── Supplied material ──
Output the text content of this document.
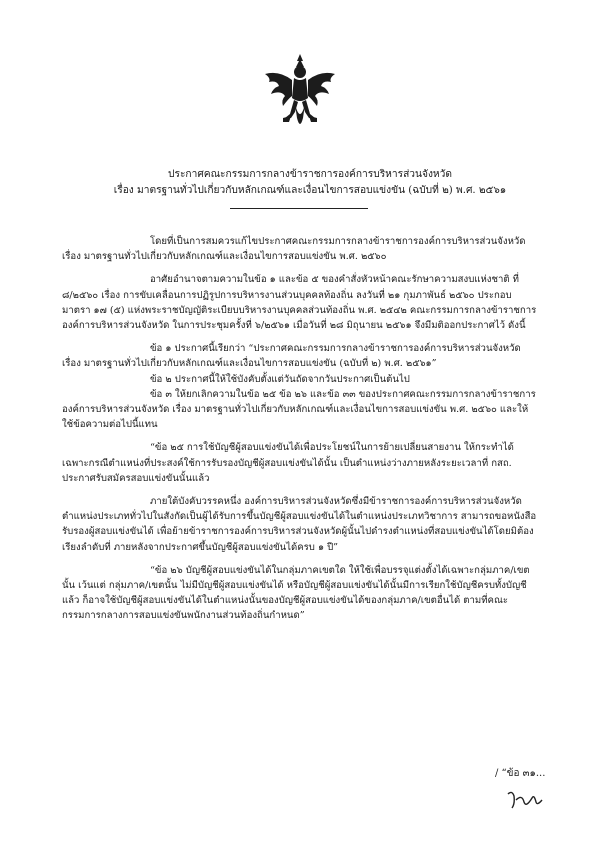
ประกาศคณะกรรมการกลางข้าราชการองค์การบริหารส่วนจังหวัด
เรื่อง มาตรฐานทั่วไปเกี่ยวกับหลักเกณฑ์และเงื่อนไขการสอบแข่งขัน (ฉบับที่ ๒) พ.ศ. ๒๕๖๑

โดยที่เป็นการสมควรแก้ไขประกาศคณะกรรมการกลางข้าราชการองค์การบริหารส่วนจังหวัด เรื่อง มาตรฐานทั่วไปเกี่ยวกับหลักเกณฑ์และเงื่อนไขการสอบแข่งขัน พ.ศ. ๒๕๖๐

อาศัยอำนาจตามความในข้อ ๑ และข้อ ๕ ของคำสั่งหัวหน้าคณะรักษาความสงบแห่งชาติ ที่ ๘/๒๕๖๐ เรื่อง การขับเคลื่อนการปฏิรูปการบริหารงานส่วนบุคคลท้องถิ่น ลงวันที่ ๒๑ กุมภาพันธ์ ๒๕๖๐ ประกอบมาตรา ๑๗ (๕) แห่งพระราชบัญญัติระเบียบบริหารงานบุคคลส่วนท้องถิ่น พ.ศ. ๒๕๔๒ คณะกรรมการกลางข้าราชการองค์การบริหารส่วนจังหวัด ในการประชุมครั้งที่ ๖/๒๕๖๑ เมื่อวันที่ ๒๘ มิถุนายน ๒๕๖๑ จึงมีมติออกประกาศไว้ ดังนี้

ข้อ ๑ ประกาศนี้เรียกว่า “ประกาศคณะกรรมการกลางข้าราชการองค์การบริหารส่วนจังหวัด เรื่อง มาตรฐานทั่วไปเกี่ยวกับหลักเกณฑ์และเงื่อนไขการสอบแข่งขัน (ฉบับที่ ๒) พ.ศ. ๒๕๖๑”

ข้อ ๒ ประกาศนี้ให้ใช้บังคับตั้งแต่วันถัดจากวันประกาศเป็นต้นไป

ข้อ ๓ ให้ยกเลิกความในข้อ ๒๕ ข้อ ๒๖ และข้อ ๓๓ ของประกาศคณะกรรมการกลางข้าราชการองค์การบริหารส่วนจังหวัด เรื่อง มาตรฐานทั่วไปเกี่ยวกับหลักเกณฑ์และเงื่อนไขการสอบแข่งขัน พ.ศ. ๒๕๖๐ และให้ใช้ข้อความต่อไปนี้แทน

“ข้อ ๒๕ การใช้บัญชีผู้สอบแข่งขันได้เพื่อประโยชน์ในการย้ายเปลี่ยนสายงาน ให้กระทำได้เฉพาะกรณีตำแหน่งที่ประสงค์ใช้การรับรองบัญชีผู้สอบแข่งขันได้นั้น เป็นตำแหน่งว่างภายหลังระยะเวลาที่ กสถ. ประกาศรับสมัครสอบแข่งขันนั้นแล้ว

ภายใต้บังคับวรรคหนึ่ง องค์การบริหารส่วนจังหวัดซึ่งมีข้าราชการองค์การบริหารส่วนจังหวัดตำแหน่งประเภททั่วไปในสังกัดเป็นผู้ได้รับการขึ้นบัญชีผู้สอบแข่งขันได้ในตำแหน่งประเภทวิชาการ สามารถขอหนังสือรับรองผู้สอบแข่งขันได้ เพื่อย้ายข้าราชการองค์การบริหารส่วนจังหวัดผู้นั้นไปดำรงตำแหน่งที่สอบแข่งขันได้โดยมิต้องเรียงลำดับที่ ภายหลังจากประกาศขึ้นบัญชีผู้สอบแข่งขันได้ครบ ๑ ปี”

“ข้อ ๒๖ บัญชีผู้สอบแข่งขันได้ในกลุ่มภาคเขตใด ให้ใช้เพื่อบรรจุแต่งตั้งได้เฉพาะกลุ่มภาค/เขตนั้น เว้นแต่ กลุ่มภาค/เขตนั้น ไม่มีบัญชีผู้สอบแข่งขันได้ หรือบัญชีผู้สอบแข่งขันได้นั้นมีการเรียกใช้บัญชีครบทั้งบัญชีแล้ว ก็อาจใช้บัญชีผู้สอบแข่งขันได้ในตำแหน่งนั้นของบัญชีผู้สอบแข่งขันได้ของกลุ่มภาค/เขตอื่นได้ ตามที่คณะกรรมการกลางการสอบแข่งขันพนักงานส่วนท้องถิ่นกำหนด”

/ “ข้อ ๓๑...
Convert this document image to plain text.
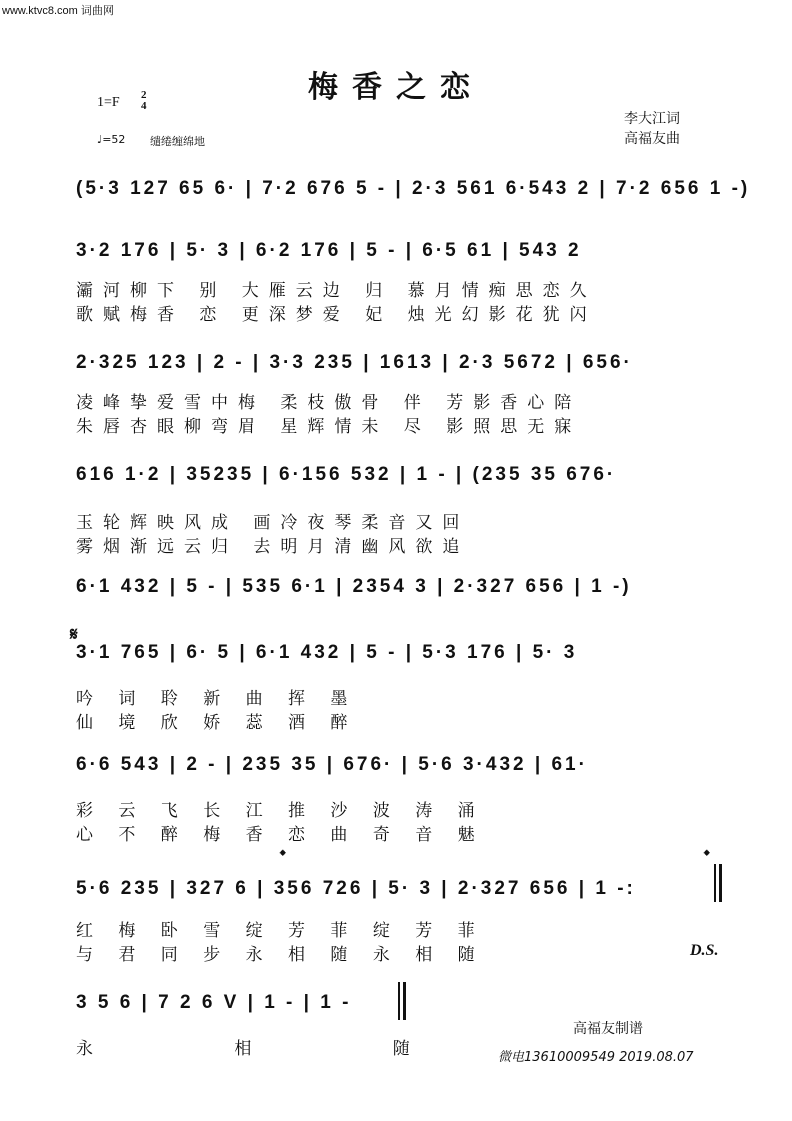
www.ktvc8.com 词曲网
梅香之恋
1=F 2
4
♩=52 缱绻缠绵地
李大江词
高福友曲
(5·3 127 65 6· | 7·2 676 5 - | 2·3 561 6·543 2 | 7·2 656 1 -)
3·2 176 | 5· 3 | 6·2 176 | 5 - | 6·5 61 | 543 2
灞河柳下 别 大雁云边 归 慕月情痴思恋久
歌赋梅香 恋 更深梦爱 妃 烛光幻影花犹闪
2·325 123 | 2 - | 3·3 235 | 1613 | 2·3 5672 | 656·
凌峰挚爱雪中梅 柔枝傲骨 伴 芳影香心陪
朱唇杏眼柳弯眉 星辉情未 尽 影照思无寐
616 1·2 | 35235 | 6·156 532 | 1 - | (235 35 676·
玉轮辉映风成 画冷夜琴柔音又回
雾烟渐远云归 去明月清幽风欲追
6·1 432 | 5 - | 535 6·1 | 2354 3 | 2·327 656 | 1 -)
𝄋
3·1 765 | 6· 5 | 6·1 432 | 5 - | 5·3 176 | 5· 3
吟 词 聆 新 曲 挥 墨
仙 境 欣 娇 蕊 酒 醉
6·6 543 | 2 - | 235 35 | 676· | 5·6 3·432 | 61·
彩 云 飞 长 江 推 沙 波 涛 涌
心 不 醉 梅 香 恋 曲 奇 音 魅
𝄌	𝄌
5·6 235 | 327 6 | 356 726 | 5· 3 | 2·327 656 | 1 -:
红 梅 卧 雪 绽 芳 菲 绽 芳 菲
与 君 同 步 永 相 随 永 相 随	D.S.
3 5 6 | 7 2 6 V | 1 - | 1 -
永 相 随
高福友制谱
微电13610009549 2019.08.07
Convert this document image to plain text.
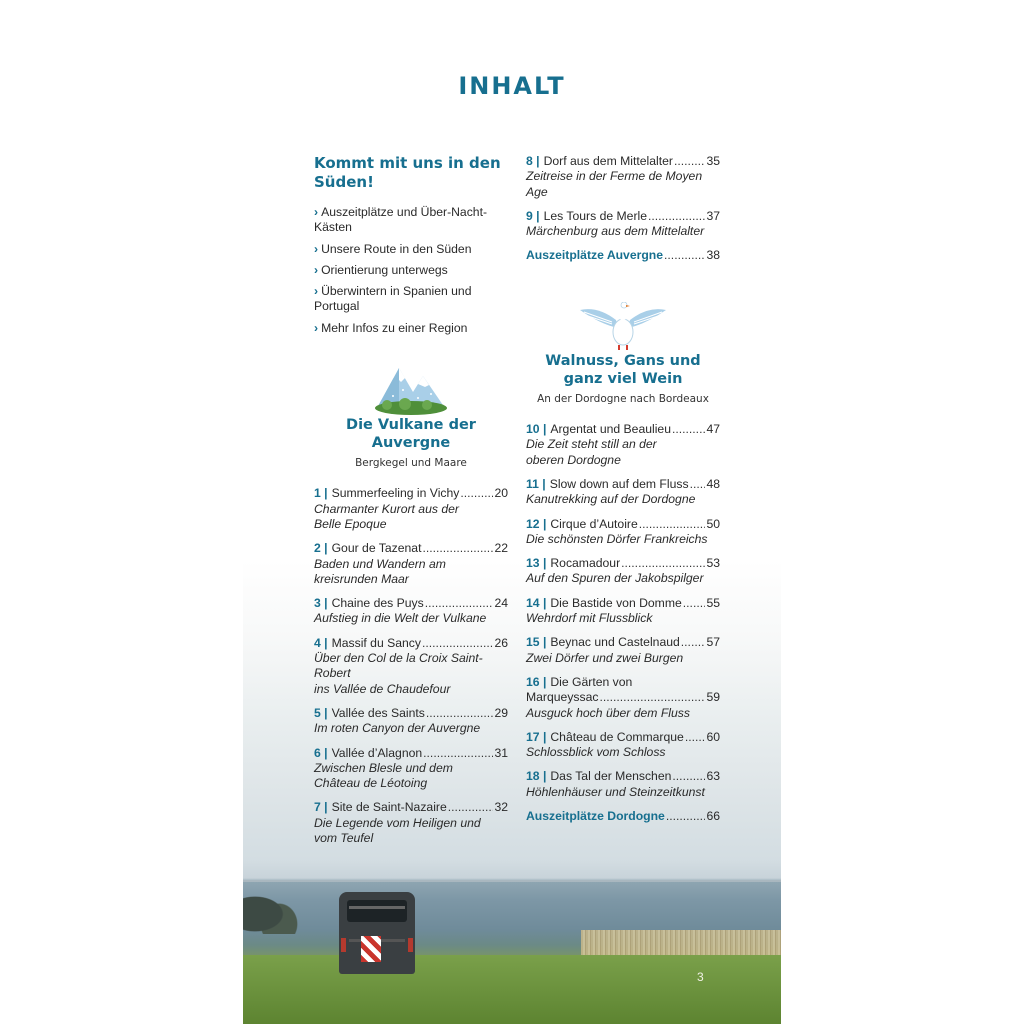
INHALT
Kommt mit uns in den Süden!
› Auszeitplätze und Über-Nacht-Kästen
› Unsere Route in den Süden
› Orientierung unterwegs
› Überwintern in Spanien und Portugal
› Mehr Infos zu einer Region
Die Vulkane der
Auvergne
Bergkegel und Maare
1 | Summerfeeling in Vichy .....	20
Charmanter Kurort aus der
Belle Epoque
2 | Gour de Tazenat .....	22
Baden und Wandern am
kreisrunden Maar
3 | Chaine des Puys .....	24
Aufstieg in die Welt der Vulkane
4 | Massif du Sancy .....	26
Über den Col de la Croix Saint-Robert
ins Vallée de Chaudefour
5 | Vallée des Saints .....	29
Im roten Canyon der Auvergne
6 | Vallée d’Alagnon .....	31
Zwischen Blesle und dem
Château de Léotoing
7 | Site de Saint-Nazaire .....	32
Die Legende vom Heiligen und
vom Teufel
8 | Dorf aus dem Mittelalter .....	35
Zeitreise in der Ferme de Moyen Age
9 | Les Tours de Merle .....	37
Märchenburg aus dem Mittelalter
Auszeitplätze Auvergne .....	38
Walnuss, Gans und
ganz viel Wein
An der Dordogne nach Bordeaux
10 | Argentat und Beaulieu .....	47
Die Zeit steht still an der
oberen Dordogne
11 | Slow down auf dem Fluss ..... 48
Kanutrekking auf der Dordogne
12 | Cirque d’Autoire .....	50
Die schönsten Dörfer Frankreichs
13 | Rocamadour .....	53
Auf den Spuren der Jakobspilger
14 | Die Bastide von Domme ..... 55
Wehrdorf mit Flussblick
15 | Beynac und Castelnaud ..... 57
Zwei Dörfer und zwei Burgen
16 | Die Gärten von
Marqueyssac .....	59
Ausguck hoch über dem Fluss
17 | Château de Commarque ..... 60
Schlossblick vom Schloss
18 | Das Tal der Menschen .....	63
Höhlenhäuser und Steinzeitkunst
Auszeitplätze Dordogne .....	66
3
───
# What is asked:
Spot every line that holds "Mittelalter" and copy it.

# Solution to this exercise:
8 | Dorf aus dem Mittelalter .....	35
Märchenburg aus dem Mittelalter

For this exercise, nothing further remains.